→ **Given task**:
Find each line with the word "title" in it, then give the total alone.

Part of a data file
○ ○ ○ ○ ○
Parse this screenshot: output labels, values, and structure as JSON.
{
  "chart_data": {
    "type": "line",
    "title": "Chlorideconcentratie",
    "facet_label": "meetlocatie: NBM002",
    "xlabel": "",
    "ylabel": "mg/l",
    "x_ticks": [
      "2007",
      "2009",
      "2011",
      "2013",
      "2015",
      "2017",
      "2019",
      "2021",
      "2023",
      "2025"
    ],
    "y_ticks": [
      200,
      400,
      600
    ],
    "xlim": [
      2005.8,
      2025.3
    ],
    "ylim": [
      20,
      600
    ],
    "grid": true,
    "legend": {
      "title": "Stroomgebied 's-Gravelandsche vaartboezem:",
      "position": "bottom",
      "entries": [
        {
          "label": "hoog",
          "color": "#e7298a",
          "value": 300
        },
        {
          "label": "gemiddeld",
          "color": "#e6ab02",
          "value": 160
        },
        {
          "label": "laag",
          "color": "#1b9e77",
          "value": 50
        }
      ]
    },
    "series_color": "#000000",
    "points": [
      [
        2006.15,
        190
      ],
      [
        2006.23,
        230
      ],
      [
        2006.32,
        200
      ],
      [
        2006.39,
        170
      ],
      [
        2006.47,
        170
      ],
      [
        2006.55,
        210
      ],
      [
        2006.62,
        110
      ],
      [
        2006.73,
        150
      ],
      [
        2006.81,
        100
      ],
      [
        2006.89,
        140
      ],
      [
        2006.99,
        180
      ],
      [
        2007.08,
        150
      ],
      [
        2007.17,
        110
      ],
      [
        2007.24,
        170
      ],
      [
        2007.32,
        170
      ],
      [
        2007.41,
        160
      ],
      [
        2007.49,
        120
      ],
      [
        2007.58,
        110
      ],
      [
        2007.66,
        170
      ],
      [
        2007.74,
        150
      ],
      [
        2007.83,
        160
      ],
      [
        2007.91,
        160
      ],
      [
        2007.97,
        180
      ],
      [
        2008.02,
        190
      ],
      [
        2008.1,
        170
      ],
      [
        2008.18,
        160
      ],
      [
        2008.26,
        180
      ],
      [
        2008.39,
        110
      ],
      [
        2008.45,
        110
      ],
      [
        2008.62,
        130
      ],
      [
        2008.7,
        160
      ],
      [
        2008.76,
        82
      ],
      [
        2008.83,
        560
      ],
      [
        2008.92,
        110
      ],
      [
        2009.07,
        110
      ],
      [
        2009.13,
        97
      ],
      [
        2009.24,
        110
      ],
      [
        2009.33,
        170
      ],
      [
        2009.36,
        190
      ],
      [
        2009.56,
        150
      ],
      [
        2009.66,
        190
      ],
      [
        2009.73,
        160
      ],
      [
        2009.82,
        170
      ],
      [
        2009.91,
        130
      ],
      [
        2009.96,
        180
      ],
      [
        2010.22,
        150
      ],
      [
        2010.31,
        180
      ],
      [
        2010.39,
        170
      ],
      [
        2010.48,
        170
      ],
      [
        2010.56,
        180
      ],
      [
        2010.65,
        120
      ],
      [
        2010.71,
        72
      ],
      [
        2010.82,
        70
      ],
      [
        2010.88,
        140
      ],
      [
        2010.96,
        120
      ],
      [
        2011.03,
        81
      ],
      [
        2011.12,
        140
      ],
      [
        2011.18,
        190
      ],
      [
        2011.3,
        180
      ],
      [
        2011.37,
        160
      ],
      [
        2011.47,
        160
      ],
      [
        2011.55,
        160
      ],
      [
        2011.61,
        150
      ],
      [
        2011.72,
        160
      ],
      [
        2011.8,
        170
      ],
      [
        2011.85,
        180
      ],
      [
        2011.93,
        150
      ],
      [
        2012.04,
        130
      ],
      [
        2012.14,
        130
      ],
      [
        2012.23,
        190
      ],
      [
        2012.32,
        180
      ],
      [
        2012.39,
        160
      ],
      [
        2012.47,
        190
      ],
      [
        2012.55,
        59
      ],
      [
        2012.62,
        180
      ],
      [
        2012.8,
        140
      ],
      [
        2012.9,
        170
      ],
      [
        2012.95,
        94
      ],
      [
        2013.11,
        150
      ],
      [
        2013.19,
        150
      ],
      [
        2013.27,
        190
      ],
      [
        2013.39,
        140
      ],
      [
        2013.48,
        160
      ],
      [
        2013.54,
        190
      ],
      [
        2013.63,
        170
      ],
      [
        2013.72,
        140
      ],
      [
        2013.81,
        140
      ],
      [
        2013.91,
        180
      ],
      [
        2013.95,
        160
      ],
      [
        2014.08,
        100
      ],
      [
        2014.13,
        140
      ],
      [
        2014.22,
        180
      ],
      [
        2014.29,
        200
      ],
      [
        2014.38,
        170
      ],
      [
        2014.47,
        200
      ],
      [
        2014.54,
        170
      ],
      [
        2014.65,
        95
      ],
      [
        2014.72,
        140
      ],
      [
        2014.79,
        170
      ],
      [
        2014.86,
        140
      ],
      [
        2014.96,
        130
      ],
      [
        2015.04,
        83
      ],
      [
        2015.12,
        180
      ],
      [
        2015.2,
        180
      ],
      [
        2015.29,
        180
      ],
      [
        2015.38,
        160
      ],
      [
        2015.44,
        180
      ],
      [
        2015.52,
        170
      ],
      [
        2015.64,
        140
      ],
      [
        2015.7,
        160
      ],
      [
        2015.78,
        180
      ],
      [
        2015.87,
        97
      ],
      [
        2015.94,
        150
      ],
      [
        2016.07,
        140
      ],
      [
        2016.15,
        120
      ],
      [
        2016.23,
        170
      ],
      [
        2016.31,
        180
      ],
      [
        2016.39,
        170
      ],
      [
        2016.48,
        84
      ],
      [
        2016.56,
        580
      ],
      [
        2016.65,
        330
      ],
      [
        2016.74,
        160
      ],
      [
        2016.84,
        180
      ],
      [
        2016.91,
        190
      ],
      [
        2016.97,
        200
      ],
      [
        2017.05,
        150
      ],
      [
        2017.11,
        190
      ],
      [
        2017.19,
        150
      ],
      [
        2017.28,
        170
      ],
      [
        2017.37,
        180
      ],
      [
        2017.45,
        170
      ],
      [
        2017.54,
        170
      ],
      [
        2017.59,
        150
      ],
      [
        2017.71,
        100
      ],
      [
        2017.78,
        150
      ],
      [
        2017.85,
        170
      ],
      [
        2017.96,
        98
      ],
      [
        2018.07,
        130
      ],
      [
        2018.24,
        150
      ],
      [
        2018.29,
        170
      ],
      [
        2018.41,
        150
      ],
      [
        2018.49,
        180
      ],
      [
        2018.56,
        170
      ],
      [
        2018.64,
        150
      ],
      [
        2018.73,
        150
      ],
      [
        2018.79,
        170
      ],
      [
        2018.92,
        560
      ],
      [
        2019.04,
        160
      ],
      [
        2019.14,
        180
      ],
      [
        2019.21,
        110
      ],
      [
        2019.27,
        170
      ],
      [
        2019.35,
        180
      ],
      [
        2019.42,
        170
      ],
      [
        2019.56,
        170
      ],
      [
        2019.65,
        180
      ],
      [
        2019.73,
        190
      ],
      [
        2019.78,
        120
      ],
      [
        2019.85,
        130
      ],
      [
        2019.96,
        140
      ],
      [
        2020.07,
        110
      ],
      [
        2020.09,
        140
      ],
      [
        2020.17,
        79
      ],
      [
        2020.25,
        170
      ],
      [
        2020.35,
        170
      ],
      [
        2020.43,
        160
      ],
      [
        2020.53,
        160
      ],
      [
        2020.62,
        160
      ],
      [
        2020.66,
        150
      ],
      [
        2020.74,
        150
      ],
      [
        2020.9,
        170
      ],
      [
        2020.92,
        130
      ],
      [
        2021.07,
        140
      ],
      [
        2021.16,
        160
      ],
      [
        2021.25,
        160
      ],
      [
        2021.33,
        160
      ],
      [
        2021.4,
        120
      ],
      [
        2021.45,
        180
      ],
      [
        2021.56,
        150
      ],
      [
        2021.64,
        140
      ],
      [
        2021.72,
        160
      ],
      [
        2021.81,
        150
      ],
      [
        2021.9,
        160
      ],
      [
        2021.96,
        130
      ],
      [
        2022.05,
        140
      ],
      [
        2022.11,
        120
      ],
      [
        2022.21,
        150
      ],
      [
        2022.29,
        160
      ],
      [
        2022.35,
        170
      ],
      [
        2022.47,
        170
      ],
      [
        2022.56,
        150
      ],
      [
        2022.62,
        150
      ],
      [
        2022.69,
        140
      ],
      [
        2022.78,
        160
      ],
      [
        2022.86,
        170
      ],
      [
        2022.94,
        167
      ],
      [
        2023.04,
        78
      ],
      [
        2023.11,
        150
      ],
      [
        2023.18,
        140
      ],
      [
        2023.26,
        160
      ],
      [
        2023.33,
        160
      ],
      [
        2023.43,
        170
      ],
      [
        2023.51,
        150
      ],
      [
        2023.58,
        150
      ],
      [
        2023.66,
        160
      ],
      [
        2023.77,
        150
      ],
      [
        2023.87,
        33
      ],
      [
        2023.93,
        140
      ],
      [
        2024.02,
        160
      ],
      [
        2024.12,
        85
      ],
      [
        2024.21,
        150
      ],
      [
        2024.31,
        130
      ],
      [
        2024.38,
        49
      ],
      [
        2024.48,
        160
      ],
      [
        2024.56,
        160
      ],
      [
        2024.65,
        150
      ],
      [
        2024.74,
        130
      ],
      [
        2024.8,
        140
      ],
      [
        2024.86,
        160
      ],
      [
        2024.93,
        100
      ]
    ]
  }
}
○ ○ ○ ○ ○
→ **Full response**:
2